[GIVEN PROBLEM] The records that follow are to be repeated exactly, with the pictures removed.

(Raw records)
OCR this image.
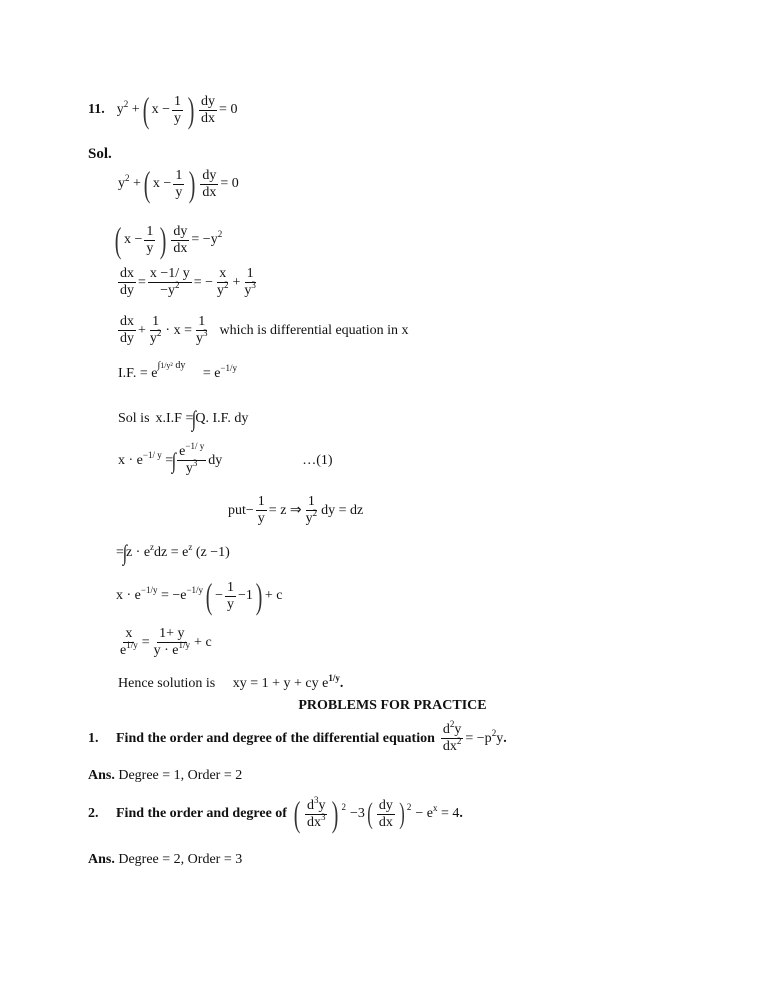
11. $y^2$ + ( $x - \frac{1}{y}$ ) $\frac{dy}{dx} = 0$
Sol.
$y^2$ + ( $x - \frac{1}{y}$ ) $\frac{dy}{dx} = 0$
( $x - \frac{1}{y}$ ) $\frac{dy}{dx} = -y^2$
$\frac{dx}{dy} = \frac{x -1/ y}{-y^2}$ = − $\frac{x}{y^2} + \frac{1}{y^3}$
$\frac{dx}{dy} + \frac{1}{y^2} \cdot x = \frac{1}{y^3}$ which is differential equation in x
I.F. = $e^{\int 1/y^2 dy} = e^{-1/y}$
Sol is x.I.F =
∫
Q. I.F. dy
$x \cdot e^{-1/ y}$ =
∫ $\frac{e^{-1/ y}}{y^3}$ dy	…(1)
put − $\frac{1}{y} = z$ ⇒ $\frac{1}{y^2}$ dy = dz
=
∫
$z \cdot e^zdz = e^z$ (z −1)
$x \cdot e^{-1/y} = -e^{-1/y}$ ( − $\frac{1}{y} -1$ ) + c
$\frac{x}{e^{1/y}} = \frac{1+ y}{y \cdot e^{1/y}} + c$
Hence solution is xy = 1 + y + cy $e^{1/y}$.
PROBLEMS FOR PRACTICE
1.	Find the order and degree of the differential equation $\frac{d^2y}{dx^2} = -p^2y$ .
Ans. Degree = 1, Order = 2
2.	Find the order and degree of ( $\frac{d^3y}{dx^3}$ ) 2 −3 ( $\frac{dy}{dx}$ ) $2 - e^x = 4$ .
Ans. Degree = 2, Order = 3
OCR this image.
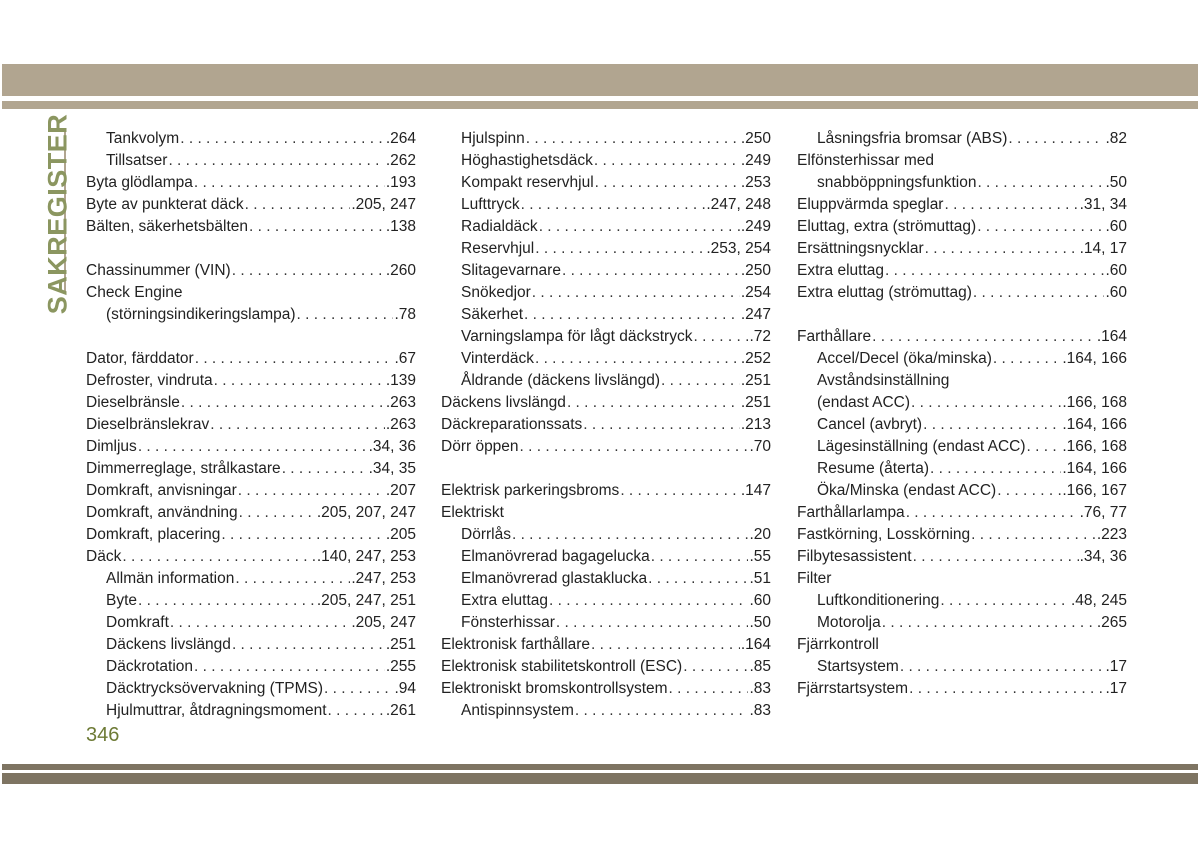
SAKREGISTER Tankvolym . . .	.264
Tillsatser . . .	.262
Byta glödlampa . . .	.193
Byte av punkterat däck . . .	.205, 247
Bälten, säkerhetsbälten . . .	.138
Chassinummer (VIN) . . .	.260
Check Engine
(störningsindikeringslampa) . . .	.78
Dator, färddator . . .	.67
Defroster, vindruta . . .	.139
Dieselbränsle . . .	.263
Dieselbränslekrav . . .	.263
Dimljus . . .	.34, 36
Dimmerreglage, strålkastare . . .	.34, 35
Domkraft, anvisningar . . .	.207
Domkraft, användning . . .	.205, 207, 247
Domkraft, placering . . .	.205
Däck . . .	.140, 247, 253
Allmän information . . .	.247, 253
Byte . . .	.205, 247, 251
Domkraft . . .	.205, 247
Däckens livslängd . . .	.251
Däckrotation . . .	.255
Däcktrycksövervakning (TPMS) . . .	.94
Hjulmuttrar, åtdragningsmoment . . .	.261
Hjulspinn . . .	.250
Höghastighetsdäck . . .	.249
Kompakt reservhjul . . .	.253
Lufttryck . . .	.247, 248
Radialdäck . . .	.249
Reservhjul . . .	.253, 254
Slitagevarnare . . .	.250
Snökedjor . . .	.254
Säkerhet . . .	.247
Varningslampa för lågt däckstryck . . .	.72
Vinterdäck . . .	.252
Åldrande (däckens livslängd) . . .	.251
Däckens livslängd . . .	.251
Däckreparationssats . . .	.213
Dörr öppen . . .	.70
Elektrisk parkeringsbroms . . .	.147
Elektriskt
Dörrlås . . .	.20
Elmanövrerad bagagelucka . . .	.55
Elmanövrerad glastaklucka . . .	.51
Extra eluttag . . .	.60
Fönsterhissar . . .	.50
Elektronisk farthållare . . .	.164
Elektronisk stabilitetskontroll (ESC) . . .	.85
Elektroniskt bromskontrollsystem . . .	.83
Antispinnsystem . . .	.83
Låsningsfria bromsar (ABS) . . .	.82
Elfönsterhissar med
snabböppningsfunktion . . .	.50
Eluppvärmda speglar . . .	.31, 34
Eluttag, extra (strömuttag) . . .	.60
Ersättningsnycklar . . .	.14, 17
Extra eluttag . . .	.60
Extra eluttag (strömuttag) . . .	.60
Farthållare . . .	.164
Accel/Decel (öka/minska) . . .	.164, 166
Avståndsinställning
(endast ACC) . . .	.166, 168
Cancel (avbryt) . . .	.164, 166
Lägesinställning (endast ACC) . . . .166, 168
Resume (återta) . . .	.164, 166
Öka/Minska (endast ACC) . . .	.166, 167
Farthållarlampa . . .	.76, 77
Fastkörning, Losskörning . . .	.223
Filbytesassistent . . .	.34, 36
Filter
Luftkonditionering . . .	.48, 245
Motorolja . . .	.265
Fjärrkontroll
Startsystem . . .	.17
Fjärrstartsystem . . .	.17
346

[OUTPUT]
OCR this image.
11. $y^2$ + ( $x - \frac{1}{y}$ ) $\frac{dy}{dx} = 0$
Sol.
$y^2$ + ( $x - \frac{1}{y}$ ) $\frac{dy}{dx} = 0$
( $x - \frac{1}{y}$ ) $\frac{dy}{dx} = -y^2$
$\frac{dx}{dy} = \frac{x -1/ y}{-y^2}$ = − $\frac{x}{y^2} + \frac{1}{y^3}$
$\frac{dx}{dy} + \frac{1}{y^2} \cdot x = \frac{1}{y^3}$ which is differential equation in x
I.F. = $e^{\int 1/y^2 dy} = e^{-1/y}$
Sol is x.I.F =
∫
Q. I.F. dy
$x \cdot e^{-1/ y}$ =
∫ $\frac{e^{-1/ y}}{y^3}$ dy	…(1)
put − $\frac{1}{y} = z$ ⇒ $\frac{1}{y^2}$ dy = dz
=
∫
$z \cdot e^zdz = e^z$ (z −1)
$x \cdot e^{-1/y} = -e^{-1/y}$ ( − $\frac{1}{y} -1$ ) + c
$\frac{x}{e^{1/y}} = \frac{1+ y}{y \cdot e^{1/y}} + c$
Hence solution is xy = 1 + y + cy $e^{1/y}$.
PROBLEMS FOR PRACTICE
1.	Find the order and degree of the differential equation $\frac{d^2y}{dx^2} = -p^2y$ .
Ans. Degree = 1, Order = 2
2.	Find the order and degree of ( $\frac{d^3y}{dx^3}$ ) 2 −3 ( $\frac{dy}{dx}$ ) $2 - e^x = 4$ .
Ans. Degree = 2, Order = 3
OCR this image.
SAKREGISTER Tankvolym . . .	.264
Tillsatser . . .	.262
Byta glödlampa . . .	.193
Byte av punkterat däck . . .	.205, 247
Bälten, säkerhetsbälten . . .	.138
Chassinummer (VIN) . . .	.260
Check Engine
(störningsindikeringslampa) . . .	.78
Dator, färddator . . .	.67
Defroster, vindruta . . .	.139
Dieselbränsle . . .	.263
Dieselbränslekrav . . .	.263
Dimljus . . .	.34, 36
Dimmerreglage, strålkastare . . .	.34, 35
Domkraft, anvisningar . . .	.207
Domkraft, användning . . .	.205, 207, 247
Domkraft, placering . . .	.205
Däck . . .	.140, 247, 253
Allmän information . . .	.247, 253
Byte . . .	.205, 247, 251
Domkraft . . .	.205, 247
Däckens livslängd . . .	.251
Däckrotation . . .	.255
Däcktrycksövervakning (TPMS) . . .	.94
Hjulmuttrar, åtdragningsmoment . . .	.261
Hjulspinn . . .	.250
Höghastighetsdäck . . .	.249
Kompakt reservhjul . . .	.253
Lufttryck . . .	.247, 248
Radialdäck . . .	.249
Reservhjul . . .	.253, 254
Slitagevarnare . . .	.250
Snökedjor . . .	.254
Säkerhet . . .	.247
Varningslampa för lågt däckstryck . . .	.72
Vinterdäck . . .	.252
Åldrande (däckens livslängd) . . .	.251
Däckens livslängd . . .	.251
Däckreparationssats . . .	.213
Dörr öppen . . .	.70
Elektrisk parkeringsbroms . . .	.147
Elektriskt
Dörrlås . . .	.20
Elmanövrerad bagagelucka . . .	.55
Elmanövrerad glastaklucka . . .	.51
Extra eluttag . . .	.60
Fönsterhissar . . .	.50
Elektronisk farthållare . . .	.164
Elektronisk stabilitetskontroll (ESC) . . .	.85
Elektroniskt bromskontrollsystem . . .	.83
Antispinnsystem . . .	.83
Låsningsfria bromsar (ABS) . . .	.82
Elfönsterhissar med
snabböppningsfunktion . . .	.50
Eluppvärmda speglar . . .	.31, 34
Eluttag, extra (strömuttag) . . .	.60
Ersättningsnycklar . . .	.14, 17
Extra eluttag . . .	.60
Extra eluttag (strömuttag) . . .	.60
Farthållare . . .	.164
Accel/Decel (öka/minska) . . .	.164, 166
Avståndsinställning
(endast ACC) . . .	.166, 168
Cancel (avbryt) . . .	.164, 166
Lägesinställning (endast ACC) . . . .166, 168
Resume (återta) . . .	.164, 166
Öka/Minska (endast ACC) . . .	.166, 167
Farthållarlampa . . .	.76, 77
Fastkörning, Losskörning . . .	.223
Filbytesassistent . . .	.34, 36
Filter
Luftkonditionering . . .	.48, 245
Motorolja . . .	.265
Fjärrkontroll
Startsystem . . .	.17
Fjärrstartsystem . . .	.17
346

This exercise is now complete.